= SET PROBLEM 1 =
Answer these questions about the venison bacon thread, one per line:
(a) How long did the bacon cure, and where was it kept?
(b) What wood was used when smoking it?
(c) What name did kingudaroad suggest for the dish?

# Venison Canadian Bacon with Dove and Wild Sage



## cowgirl (Jun 22, 2009)

This is a bit of venison from the doe I got this winter...

I butterflied two roasts, used a tenderizer on them so they would lay flat... then rubbed with my dry cure...



1TBS of Tender Quick (per pound of meat)
1 tsp of sugar (per pound of meat)
1 dried cayenne pepper
1 TBS black pepper corns
1 TBS juniper berries
1 clove of garlic... minced.

Crush and mix everything together.






I let the bacon cure for 3 days, wrapped in the fridge.
Then rinsed and soaked in cold water for 2 hours to get rid of any cure.

Gathered a bit of wild sage... 



Deboned a few dove breasts that I got last hunting season...flattened them with a meat tenderizer.




Layered the dove breasts on top of the venison bacon...



Added a bit of sage and a few minced jalapenos for a slight kick..



Smoked on my wood burner with a bit of mesquite....





Along with some fresh eggs and cactus jelly toast, it was kinda tasty.






Thanks for checking out my venison canadian bacon!


----------



## the dude abides (Jun 22, 2009)

I saw this on your blog.  Sounds very good and certainly unique.


----------



## cowgirl (Jun 22, 2009)

Thanks Jay!  I appreciate you visiting my blog too. Hope you had a great Father's Day weekend. :)


----------



## kingudaroad (Jun 22, 2009)

Fantastic Jeanie!! Venison with dove sounds great.

Instead of surf and turf, maybe you could call this one Earth,Wind, and Fire.


----------



## jaxgatorz (Jun 22, 2009)

Wow Jeanie !!! You continue to out-do yourself !!!!! Awesome , just awesome !!


----------



## cajunsmoke13 (Jun 22, 2009)

Wow, awesome as always....I miss eating dove...Great job.


----------



## daboys (Jun 22, 2009)

As always, your plate of food looks great Jeanie!


----------



## irishteabear (Jun 22, 2009)

You keep outdoing yourself, Jeanie.   Nice!


----------



## cowgirl (Jun 23, 2009)

Thanks Keith, Mike Cajun, Mark and Dawn!

Keith, I like the sound of that. lol


----------



## grothe (Jun 23, 2009)

Looks fantastic Jeanie!!


----------



## isutroutbum (Jun 23, 2009)

Looks great! That has got to be good w/the eggs!! Can you taste the dove pretty well after it is cooked, or does it end up tasting like deer? I would suppose that there is a texture difference that would be really good! Thanks for posting.

Best,
Trout


----------



## mballi3011 (Jun 23, 2009)

Thats a great looking breakfast That canadian bacon is already on my to do list but you just pushed it up a notch. Graet job jeanne.


----------



## pignit (Jun 23, 2009)

*Shweeeeet!*


----------



## cowgirl (Jun 23, 2009)

Thanks Gene, Trout, Mballi and Dave!!

Trout, the venison tastes more like canadian bacon. The dry cure really changes the flavor and texture. You can still tell that it is venison though.  
It also adds a lot of flavor to the dove breasts. I didn't season the breasts because I knew there would be enough flavor with the cured venison, sage and jalapenos.

Hope you try curing some venison sometime.. it's pretty tasty stuff. :)

Thanks again.


----------



## waysideranch (Jun 23, 2009)

OMG! Thats  meat fit for a King! Your dove don't have any shot holes in them. Are you pen raising dove? Really nice Jeanie!!!!!!!!


----------



## cowgirl (Jun 24, 2009)

I shoot em in the head Scott.  
	

	
	
		
		



		
		
	


	





 J/K
Thank you.


----------

= DATA EXCERPTS =
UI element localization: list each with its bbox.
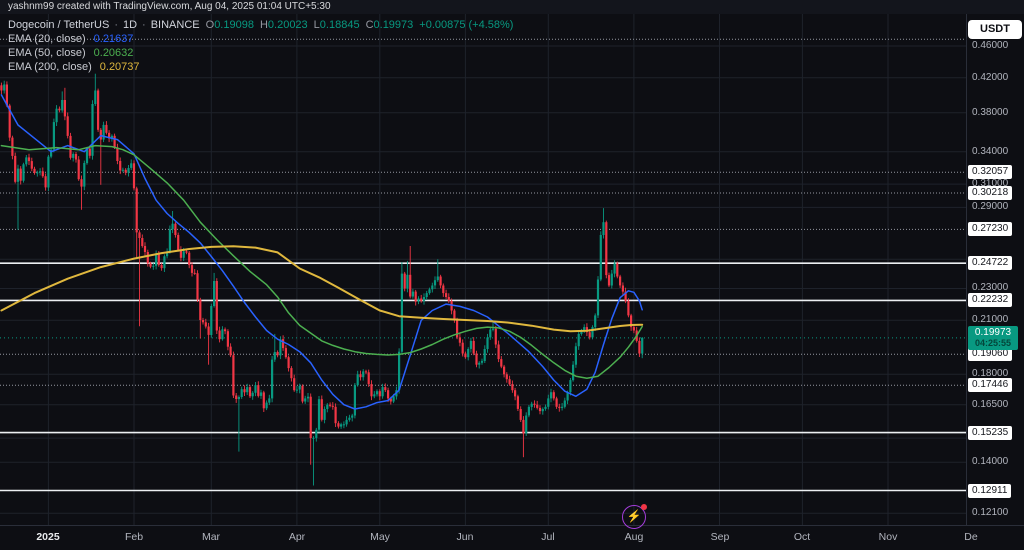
level-price-label[interactable]: 0.24722: [968, 256, 1012, 270]
time-axis-label: 2025: [36, 531, 59, 543]
time-axis-label: Aug: [625, 531, 644, 543]
price-grid-label: 0.16500: [972, 398, 1008, 412]
tradingview-chart-window: yashnm99 created with TradingView.com, A…: [0, 0, 1024, 550]
ema20-label: EMA (20, close): [8, 33, 86, 45]
indicator-row-ema200[interactable]: EMA (200, close) 0.20737: [8, 60, 513, 74]
price-grid-label: 0.46000: [972, 39, 1008, 53]
separator: ·: [142, 19, 146, 31]
close-value: 0.19973: [374, 19, 414, 31]
grid-lines: [0, 14, 966, 525]
indicator-row-ema50[interactable]: EMA (50, close) 0.20632: [8, 46, 513, 60]
level-price-label[interactable]: 0.12911: [968, 484, 1011, 498]
time-axis-label: Jun: [457, 531, 474, 543]
ema50-label: EMA (50, close): [8, 47, 86, 59]
level-price-label[interactable]: 0.22232: [968, 293, 1012, 307]
ema200-label: EMA (200, close): [8, 61, 92, 73]
exchange-label[interactable]: BINANCE: [151, 19, 200, 31]
indicator-row-ema20[interactable]: EMA (20, close) 0.21637: [8, 32, 513, 46]
time-axis-label: Feb: [125, 531, 143, 543]
price-axis[interactable]: 0.460000.420000.380000.340000.310000.290…: [966, 0, 1024, 525]
interval-label[interactable]: 1D: [123, 19, 137, 31]
notification-dot: [641, 504, 647, 510]
ema-lines[interactable]: [1, 95, 642, 409]
symbol-title[interactable]: Dogecoin / TetherUS: [8, 19, 109, 31]
open-value: 0.19098: [214, 19, 254, 31]
price-chart-canvas[interactable]: [0, 0, 1024, 550]
horizontal-level-lines[interactable]: [0, 39, 966, 490]
time-axis-label: Mar: [202, 531, 220, 543]
open-label: O: [206, 19, 215, 31]
separator: ·: [114, 19, 118, 31]
level-price-label[interactable]: 0.17446: [968, 378, 1012, 392]
price-grid-label: 0.38000: [972, 106, 1008, 120]
time-axis-label: De: [964, 531, 977, 543]
chart-legend: Dogecoin / TetherUS · 1D · BINANCE O 0.1…: [8, 18, 513, 74]
high-value: 0.20023: [268, 19, 308, 31]
price-grid-label: 0.42000: [972, 71, 1008, 85]
price-grid-label: 0.34000: [972, 145, 1008, 159]
ema50-value: 0.20632: [94, 47, 134, 59]
attribution-bar: yashnm99 created with TradingView.com, A…: [0, 0, 1024, 14]
time-axis-label: Nov: [879, 531, 898, 543]
time-axis-label: Jul: [541, 531, 554, 543]
close-label: C: [366, 19, 374, 31]
change-value: +0.00875 (+4.58%): [419, 19, 513, 31]
ema200-value: 0.20737: [100, 61, 140, 73]
time-axis-label: Apr: [289, 531, 305, 543]
level-price-label[interactable]: 0.30218: [968, 186, 1012, 200]
time-axis[interactable]: 2025 Feb Mar Apr May Jun Jul Aug Sep Oct Nov De: [0, 525, 1024, 550]
time-axis-label: Oct: [794, 531, 810, 543]
currency-toggle-button[interactable]: USDT: [968, 20, 1022, 39]
last-price-value: 0.19973: [970, 327, 1016, 338]
level-price-label[interactable]: 0.32057: [968, 165, 1012, 179]
level-price-label[interactable]: 0.27230: [968, 222, 1012, 236]
bar-countdown: 04:25:55: [970, 338, 1016, 349]
price-grid-label: 0.21000: [972, 313, 1008, 327]
ema20-line: [1, 95, 642, 409]
time-axis-label: Sep: [711, 531, 730, 543]
time-axis-label: May: [370, 531, 390, 543]
low-value: 0.18845: [320, 19, 360, 31]
ema20-value: 0.21637: [94, 33, 134, 45]
level-price-label[interactable]: 0.15235: [968, 426, 1012, 440]
high-label: H: [260, 19, 268, 31]
ema50-line: [1, 146, 642, 379]
price-grid-label: 0.29000: [972, 200, 1008, 214]
price-grid-label: 0.14000: [972, 455, 1008, 469]
price-grid-label: 0.12100: [972, 506, 1008, 520]
legend-symbol-row: Dogecoin / TetherUS · 1D · BINANCE O 0.1…: [8, 18, 513, 32]
last-price-label[interactable]: 0.1997304:25:55: [968, 326, 1018, 350]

= SET PROBLEM 2 =
In the records, rewrite the part that opens with the line containing "level-price-label[interactable]: 0.24722: [968, 256, 1012, 270]" and closes with the line containing "ema20-label: EMA (20, close): [8, 33, 86, 45]", changing "price-grid-label" to "grid-price-label" and keeping everything else the same. Return only those lines.

= FULL ANSWER 1 =
(a) Three days, wrapped in the fridge.
(b) Mesquite.
(c) Earth, Wind, and Fire.

= FULL ANSWER 2 =
level-price-label[interactable]: 0.24722: [968, 256, 1012, 270]
time-axis-label: 2025: [36, 531, 59, 543]
time-axis-label: Aug: [625, 531, 644, 543]
grid-price-label: 0.16500: [972, 398, 1008, 412]
tradingview-chart-window: yashnm99 created with TradingView.com, A…: [0, 0, 1024, 550]
ema20-label: EMA (20, close): [8, 33, 86, 45]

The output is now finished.